(Recorded data)
........

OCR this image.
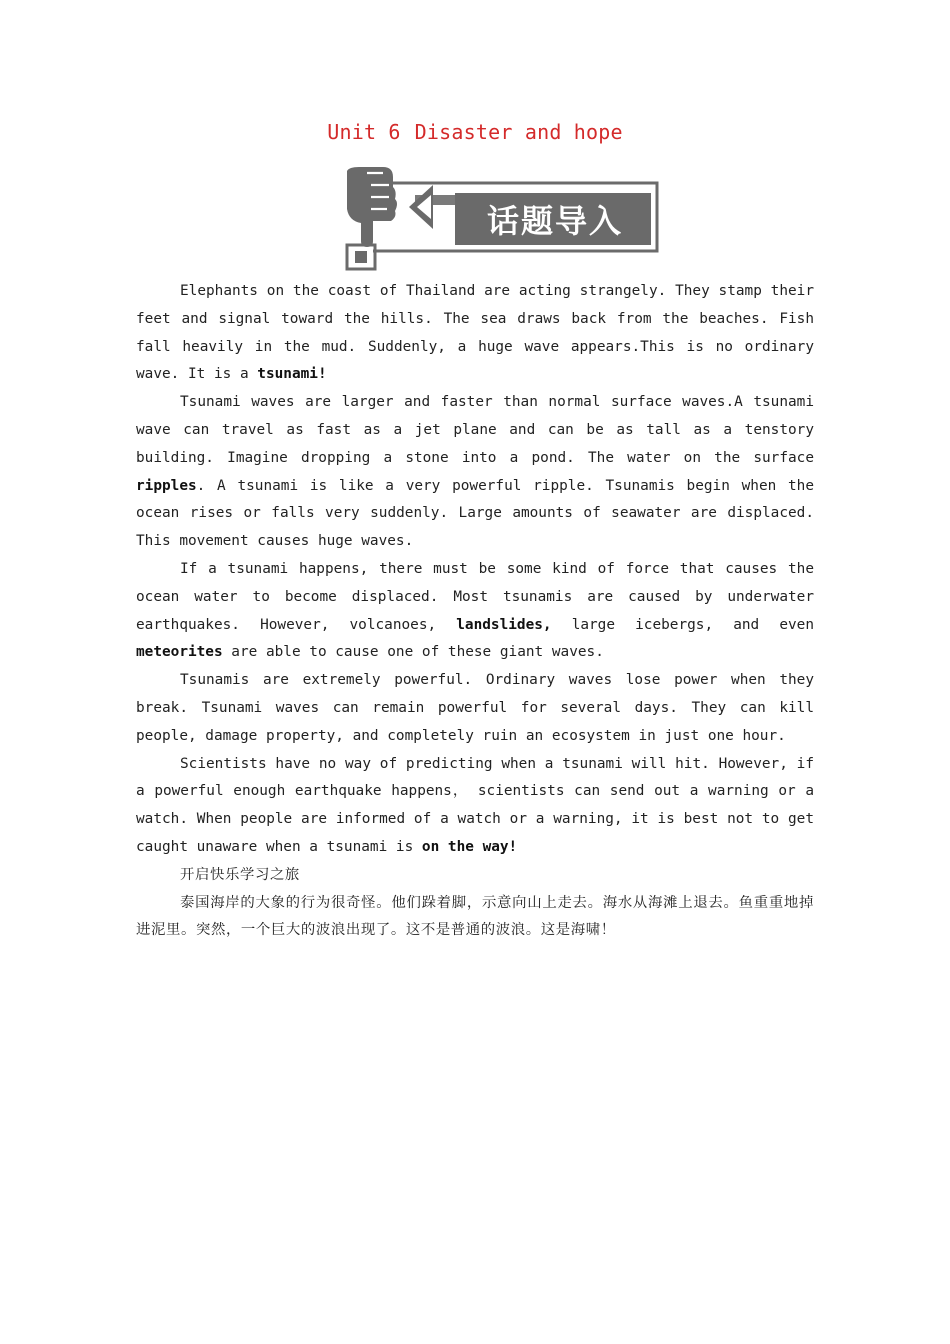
Unit 6 Disaster and hope
话题导入

Elephants on the coast of Thailand are acting strangely. They stamp their feet and signal toward the hills. The sea draws back from the beaches. Fish fall heavily in the mud. Suddenly, a huge wave appears.This is no ordinary wave. It is a tsunami!

Tsunami waves are larger and faster than normal surface waves.A tsunami wave can travel as fast as a jet plane and can be as tall as a tenstory building. Imagine dropping a stone into a pond. The water on the surface ripples. A tsunami is like a very powerful ripple. Tsunamis begin when the ocean rises or falls very suddenly. Large amounts of seawater are displaced. This movement causes huge waves.

If a tsunami happens, there must be some kind of force that causes the ocean water to become displaced. Most tsunamis are caused by underwater earthquakes. However, volcanoes, landslides, large icebergs, and even meteorites are able to cause one of these giant waves.

Tsunamis are extremely powerful. Ordinary waves lose power when they break. Tsunami waves can remain powerful for several days. They can kill people, damage property, and completely ruin an ecosystem in just one hour.

Scientists have no way of predicting when a tsunami will hit. However, if a powerful enough earthquake happens， scientists can send out a warning or a watch. When people are informed of a watch or a warning, it is best not to get caught unaware when a tsunami is on the way!

开启快乐学习之旅

泰国海岸的大象的行为很奇怪。他们跺着脚，示意向山上走去。海水从海滩上退去。鱼重重地掉进泥里。突然，一个巨大的波浪出现了。这不是普通的波浪。这是海啸！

........

- Stated task
Gather all lines from the records above in which "However" appears.

- Task response
If a tsunami happens, there must be some kind of force that causes the ocean water to become displaced. Most tsunamis are caused by underwater earthquakes. However, volcanoes, landslides, large icebergs, and even meteorites are able to cause one of these giant waves.
Scientists have no way of predicting when a tsunami will hit. However, if a powerful enough earthquake happens， scientists can send out a warning or a watch. When people are informed of a watch or a warning, it is best not to get caught unaware when a tsunami is on the way!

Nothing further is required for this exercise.